_Objective_
Copy out word for word the items between the line containing "For every button, label, input, icon, or" and the line containing "col-exit-time[interactable]: Time —", inclusive, leaving out the pictures.

_Information supplied_
--
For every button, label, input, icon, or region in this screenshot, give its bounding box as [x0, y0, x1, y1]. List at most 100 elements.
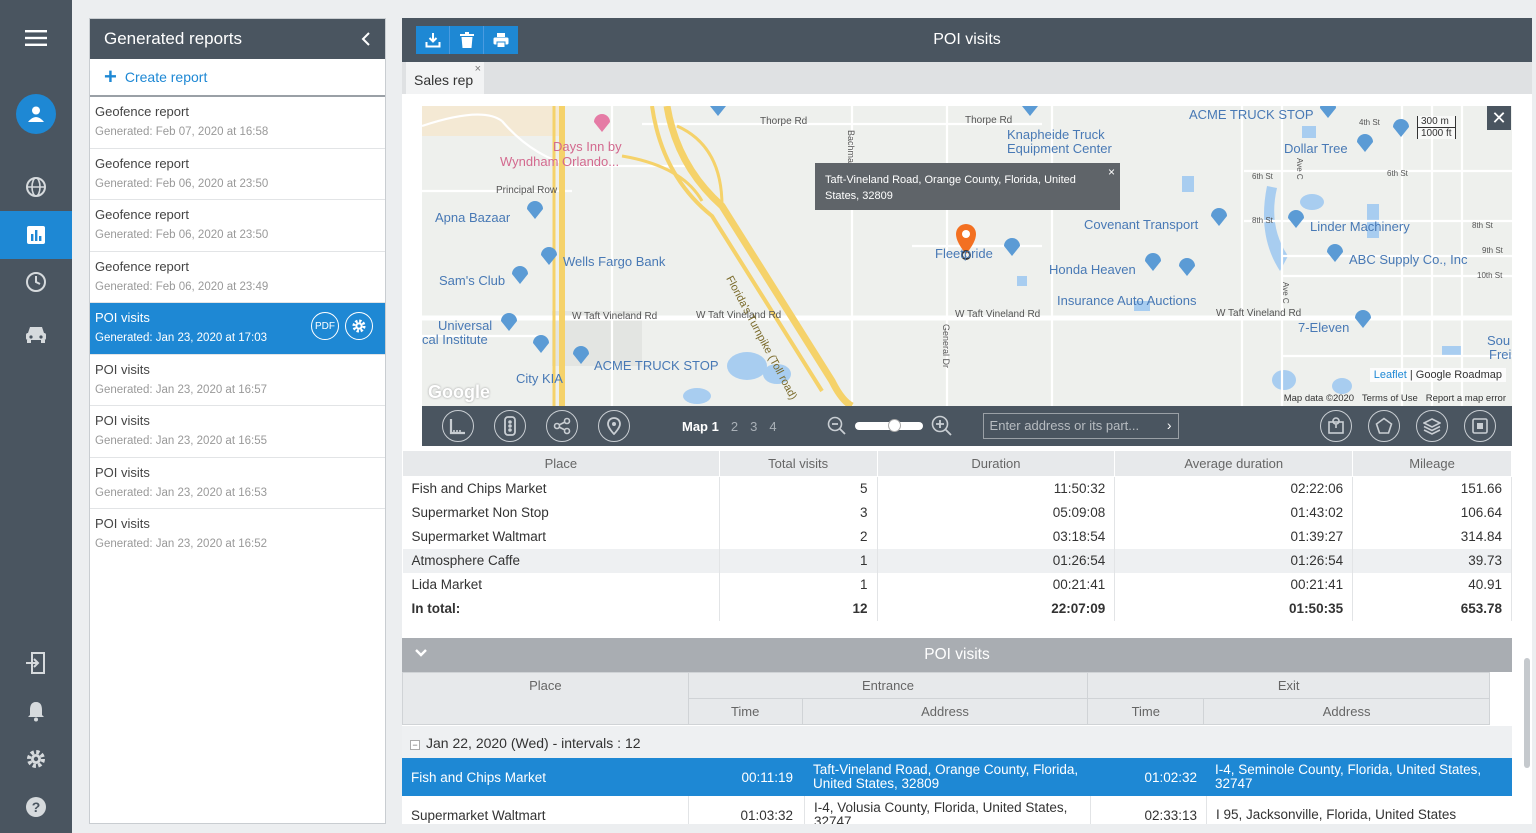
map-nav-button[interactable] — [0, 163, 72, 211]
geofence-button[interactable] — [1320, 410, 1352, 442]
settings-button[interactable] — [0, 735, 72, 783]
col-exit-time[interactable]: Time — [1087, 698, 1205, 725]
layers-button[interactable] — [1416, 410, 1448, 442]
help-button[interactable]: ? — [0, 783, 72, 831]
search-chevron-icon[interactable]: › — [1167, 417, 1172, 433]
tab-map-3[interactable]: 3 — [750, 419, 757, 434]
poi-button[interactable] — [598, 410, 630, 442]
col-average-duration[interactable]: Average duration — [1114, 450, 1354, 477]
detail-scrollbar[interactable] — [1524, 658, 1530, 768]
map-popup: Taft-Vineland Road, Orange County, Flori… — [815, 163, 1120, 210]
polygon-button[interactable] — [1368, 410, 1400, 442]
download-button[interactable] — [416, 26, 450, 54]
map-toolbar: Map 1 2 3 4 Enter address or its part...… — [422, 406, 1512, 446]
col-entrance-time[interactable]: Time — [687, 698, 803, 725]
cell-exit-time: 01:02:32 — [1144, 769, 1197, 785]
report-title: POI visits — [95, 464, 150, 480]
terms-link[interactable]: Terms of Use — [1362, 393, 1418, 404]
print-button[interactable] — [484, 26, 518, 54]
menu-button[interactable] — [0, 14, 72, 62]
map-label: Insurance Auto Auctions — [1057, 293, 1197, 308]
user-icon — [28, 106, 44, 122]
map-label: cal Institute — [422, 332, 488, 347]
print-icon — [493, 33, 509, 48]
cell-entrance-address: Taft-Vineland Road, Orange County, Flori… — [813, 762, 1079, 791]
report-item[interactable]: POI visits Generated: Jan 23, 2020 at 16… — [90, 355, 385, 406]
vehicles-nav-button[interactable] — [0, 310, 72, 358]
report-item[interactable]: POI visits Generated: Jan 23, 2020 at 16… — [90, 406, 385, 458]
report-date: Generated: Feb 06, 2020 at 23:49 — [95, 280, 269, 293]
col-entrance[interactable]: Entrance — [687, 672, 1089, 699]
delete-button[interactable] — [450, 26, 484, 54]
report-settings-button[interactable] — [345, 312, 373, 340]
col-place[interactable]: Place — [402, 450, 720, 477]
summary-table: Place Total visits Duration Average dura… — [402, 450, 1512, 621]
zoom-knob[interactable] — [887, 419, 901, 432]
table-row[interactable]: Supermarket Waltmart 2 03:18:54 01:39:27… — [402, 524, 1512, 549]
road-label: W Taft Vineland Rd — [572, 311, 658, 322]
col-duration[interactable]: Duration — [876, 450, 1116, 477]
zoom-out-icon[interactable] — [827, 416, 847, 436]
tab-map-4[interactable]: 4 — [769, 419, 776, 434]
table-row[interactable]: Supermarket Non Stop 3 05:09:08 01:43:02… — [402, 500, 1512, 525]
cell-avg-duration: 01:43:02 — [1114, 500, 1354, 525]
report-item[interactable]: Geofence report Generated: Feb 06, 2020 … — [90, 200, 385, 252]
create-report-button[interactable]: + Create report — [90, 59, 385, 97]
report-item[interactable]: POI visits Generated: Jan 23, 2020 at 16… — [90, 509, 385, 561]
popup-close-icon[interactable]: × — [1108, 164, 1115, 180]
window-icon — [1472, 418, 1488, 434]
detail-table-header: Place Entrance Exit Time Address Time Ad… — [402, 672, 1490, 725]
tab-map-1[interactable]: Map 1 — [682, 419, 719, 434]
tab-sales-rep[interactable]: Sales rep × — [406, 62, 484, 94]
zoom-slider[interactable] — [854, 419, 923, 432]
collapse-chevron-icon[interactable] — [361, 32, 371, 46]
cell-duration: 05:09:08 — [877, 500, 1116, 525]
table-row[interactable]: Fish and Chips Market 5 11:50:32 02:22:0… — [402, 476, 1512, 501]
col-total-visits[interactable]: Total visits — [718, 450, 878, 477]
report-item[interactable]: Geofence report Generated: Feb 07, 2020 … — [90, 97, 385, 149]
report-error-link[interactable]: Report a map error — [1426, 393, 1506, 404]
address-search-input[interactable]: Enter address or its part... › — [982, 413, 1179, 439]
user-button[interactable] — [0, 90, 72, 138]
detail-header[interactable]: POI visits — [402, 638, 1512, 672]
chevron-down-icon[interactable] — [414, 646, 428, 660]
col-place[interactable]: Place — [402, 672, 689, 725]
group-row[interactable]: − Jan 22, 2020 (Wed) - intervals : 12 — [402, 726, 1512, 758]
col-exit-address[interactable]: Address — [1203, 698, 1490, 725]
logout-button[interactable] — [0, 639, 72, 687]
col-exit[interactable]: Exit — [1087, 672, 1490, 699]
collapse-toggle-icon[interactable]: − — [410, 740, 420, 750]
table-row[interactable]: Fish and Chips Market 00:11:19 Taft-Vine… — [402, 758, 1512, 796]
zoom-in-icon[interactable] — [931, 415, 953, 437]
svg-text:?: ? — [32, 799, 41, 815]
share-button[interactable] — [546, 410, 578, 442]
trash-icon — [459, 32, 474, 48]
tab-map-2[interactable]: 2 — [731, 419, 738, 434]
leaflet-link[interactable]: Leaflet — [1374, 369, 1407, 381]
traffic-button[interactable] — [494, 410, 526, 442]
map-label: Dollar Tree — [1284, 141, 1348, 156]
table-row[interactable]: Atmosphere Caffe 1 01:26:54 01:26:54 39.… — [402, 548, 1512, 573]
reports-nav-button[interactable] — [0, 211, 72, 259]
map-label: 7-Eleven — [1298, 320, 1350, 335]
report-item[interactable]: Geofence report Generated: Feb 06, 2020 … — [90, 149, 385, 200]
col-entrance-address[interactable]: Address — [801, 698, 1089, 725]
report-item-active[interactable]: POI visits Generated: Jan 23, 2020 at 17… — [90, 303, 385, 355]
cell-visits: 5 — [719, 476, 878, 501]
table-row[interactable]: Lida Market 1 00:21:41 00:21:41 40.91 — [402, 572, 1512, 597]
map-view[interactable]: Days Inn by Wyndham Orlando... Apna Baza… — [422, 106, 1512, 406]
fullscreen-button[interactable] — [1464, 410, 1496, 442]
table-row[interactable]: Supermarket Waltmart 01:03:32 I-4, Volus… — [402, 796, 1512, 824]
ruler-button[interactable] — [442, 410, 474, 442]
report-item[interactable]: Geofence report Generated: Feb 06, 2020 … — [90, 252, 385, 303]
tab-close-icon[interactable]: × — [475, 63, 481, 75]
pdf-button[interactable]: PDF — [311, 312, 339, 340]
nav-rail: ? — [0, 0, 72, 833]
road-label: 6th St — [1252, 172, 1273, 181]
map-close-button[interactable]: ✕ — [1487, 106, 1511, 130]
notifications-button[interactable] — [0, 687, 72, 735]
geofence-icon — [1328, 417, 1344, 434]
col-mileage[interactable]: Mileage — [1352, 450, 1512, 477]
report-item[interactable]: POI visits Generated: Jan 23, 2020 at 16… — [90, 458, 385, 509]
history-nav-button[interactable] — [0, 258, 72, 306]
--
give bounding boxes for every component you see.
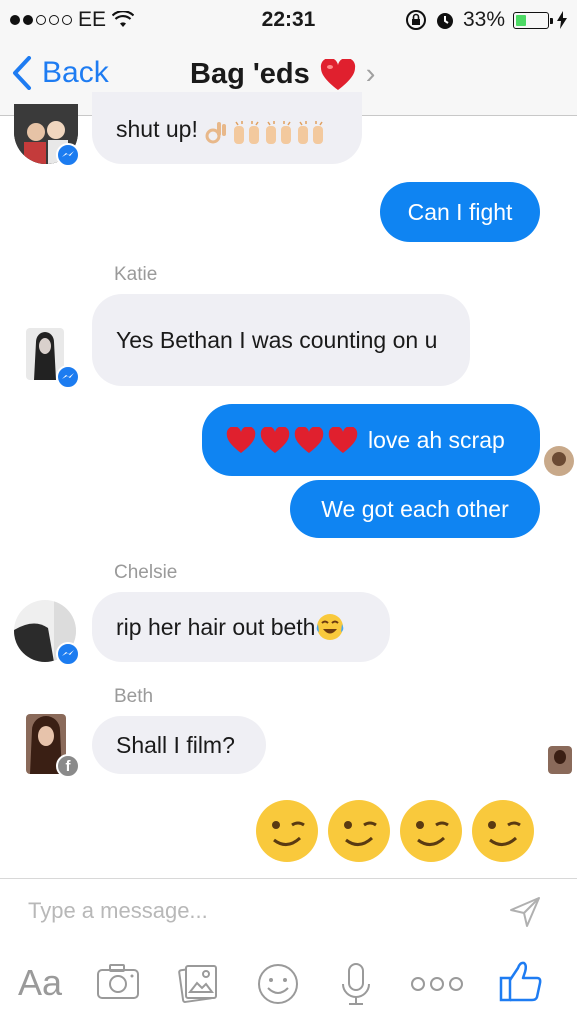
--
_Written reply_
For every button, label, input, icon, or region in this screenshot, give its bounding box as [x0, y0, x1, y1]. List at most 100 elements.
map-nav-button[interactable] — [0, 163, 72, 211]
geofence-button[interactable] — [1320, 410, 1352, 442]
settings-button[interactable] — [0, 735, 72, 783]
col-exit-time[interactable]: Time — [1087, 698, 1205, 725]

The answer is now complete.